_Written problem_
Write the data out again exactly, with no pictures.

_Data rows_

☆ ☆ ☆ ☆ ☆

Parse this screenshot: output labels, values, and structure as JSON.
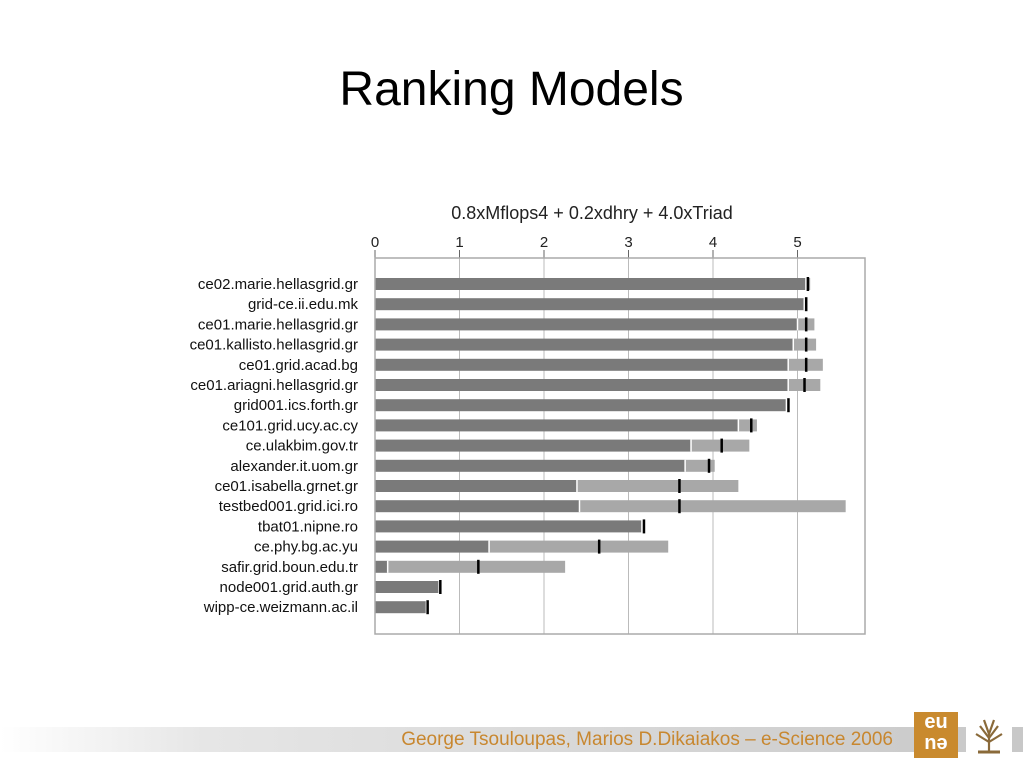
{
  "slide": {
    "title": "Ranking Models",
    "footer": "George Tsouloupas, Marios D.Dikaiakos – e-Science 2006",
    "logos": [
      "eu-logo",
      "tree-logo"
    ]
  },
  "chart_data": {
    "type": "bar",
    "orientation": "horizontal",
    "title": "0.8xMflops4 + 0.2xdhry + 4.0xTriad",
    "xlim": [
      0,
      5.8
    ],
    "xticks": [
      0,
      1,
      2,
      3,
      4,
      5
    ],
    "xaxis_position": "top",
    "grid": true,
    "colors": {
      "bar": "#7a7a7a",
      "range": "#a8a8a8",
      "marker": "#000000",
      "grid": "#bbbbbb",
      "frame": "#aaaaaa"
    },
    "categories": [
      "ce02.marie.hellasgrid.gr",
      "grid-ce.ii.edu.mk",
      "ce01.marie.hellasgrid.gr",
      "ce01.kallisto.hellasgrid.gr",
      "ce01.grid.acad.bg",
      "ce01.ariagni.hellasgrid.gr",
      "grid001.ics.forth.gr",
      "ce101.grid.ucy.ac.cy",
      "ce.ulakbim.gov.tr",
      "alexander.it.uom.gr",
      "ce01.isabella.grnet.gr",
      "testbed001.grid.ici.ro",
      "tbat01.nipne.ro",
      "ce.phy.bg.ac.yu",
      "safir.grid.boun.edu.tr",
      "node001.grid.auth.gr",
      "wipp-ce.weizmann.ac.il"
    ],
    "series": [
      {
        "values": [
          5.1,
          5.08,
          5.0,
          4.95,
          4.89,
          4.89,
          4.86,
          4.3,
          3.74,
          3.67,
          2.39,
          2.42,
          3.15,
          1.35,
          0.15,
          0.75,
          0.6
        ]
      },
      {
        "values": [
          5.12,
          5.1,
          5.1,
          5.1,
          5.1,
          5.08,
          4.89,
          4.45,
          4.1,
          3.95,
          3.6,
          3.6,
          3.18,
          2.65,
          1.22,
          0.77,
          0.62
        ]
      },
      {
        "values": [
          5.1,
          5.08,
          5.0,
          4.95,
          4.89,
          4.89,
          4.86,
          4.3,
          3.74,
          3.67,
          2.39,
          2.42,
          3.15,
          1.35,
          0.15,
          0.75,
          0.6
        ]
      },
      {
        "values": [
          5.15,
          5.1,
          5.2,
          5.22,
          5.3,
          5.27,
          4.86,
          4.52,
          4.43,
          4.02,
          4.3,
          5.57,
          3.15,
          3.47,
          2.25,
          0.75,
          0.6
        ]
      }
    ]
  }
}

☆ ☆ ☆ ☆ ☆

_Result below_
Parse this screenshot: output labels, values, and structure as JSON.
{
  "slide": {
    "title": "Ranking Models",
    "footer": "George Tsouloupas, Marios D.Dikaiakos – e-Science 2006",
    "logos": [
      "eu-logo",
      "tree-logo"
    ]
  },
  "chart_data": {
    "type": "bar",
    "orientation": "horizontal",
    "title": "0.8xMflops4 + 0.2xdhry + 4.0xTriad",
    "xlim": [
      0,
      5.8
    ],
    "xticks": [
      0,
      1,
      2,
      3,
      4,
      5
    ],
    "xaxis_position": "top",
    "grid": true,
    "colors": {
      "bar": "#7a7a7a",
      "range": "#a8a8a8",
      "marker": "#000000",
      "grid": "#bbbbbb",
      "frame": "#aaaaaa"
    },
    "categories": [
      "ce02.marie.hellasgrid.gr",
      "grid-ce.ii.edu.mk",
      "ce01.marie.hellasgrid.gr",
      "ce01.kallisto.hellasgrid.gr",
      "ce01.grid.acad.bg",
      "ce01.ariagni.hellasgrid.gr",
      "grid001.ics.forth.gr",
      "ce101.grid.ucy.ac.cy",
      "ce.ulakbim.gov.tr",
      "alexander.it.uom.gr",
      "ce01.isabella.grnet.gr",
      "testbed001.grid.ici.ro",
      "tbat01.nipne.ro",
      "ce.phy.bg.ac.yu",
      "safir.grid.boun.edu.tr",
      "node001.grid.auth.gr",
      "wipp-ce.weizmann.ac.il"
    ],
    "series": [
      {
        "values": [
          5.1,
          5.08,
          5.0,
          4.95,
          4.89,
          4.89,
          4.86,
          4.3,
          3.74,
          3.67,
          2.39,
          2.42,
          3.15,
          1.35,
          0.15,
          0.75,
          0.6
        ]
      },
      {
        "values": [
          5.12,
          5.1,
          5.1,
          5.1,
          5.1,
          5.08,
          4.89,
          4.45,
          4.1,
          3.95,
          3.6,
          3.6,
          3.18,
          2.65,
          1.22,
          0.77,
          0.62
        ]
      },
      {
        "values": [
          5.1,
          5.08,
          5.0,
          4.95,
          4.89,
          4.89,
          4.86,
          4.3,
          3.74,
          3.67,
          2.39,
          2.42,
          3.15,
          1.35,
          0.15,
          0.75,
          0.6
        ]
      },
      {
        "values": [
          5.15,
          5.1,
          5.2,
          5.22,
          5.3,
          5.27,
          4.86,
          4.52,
          4.43,
          4.02,
          4.3,
          5.57,
          3.15,
          3.47,
          2.25,
          0.75,
          0.6
        ]
      }
    ]
  }
}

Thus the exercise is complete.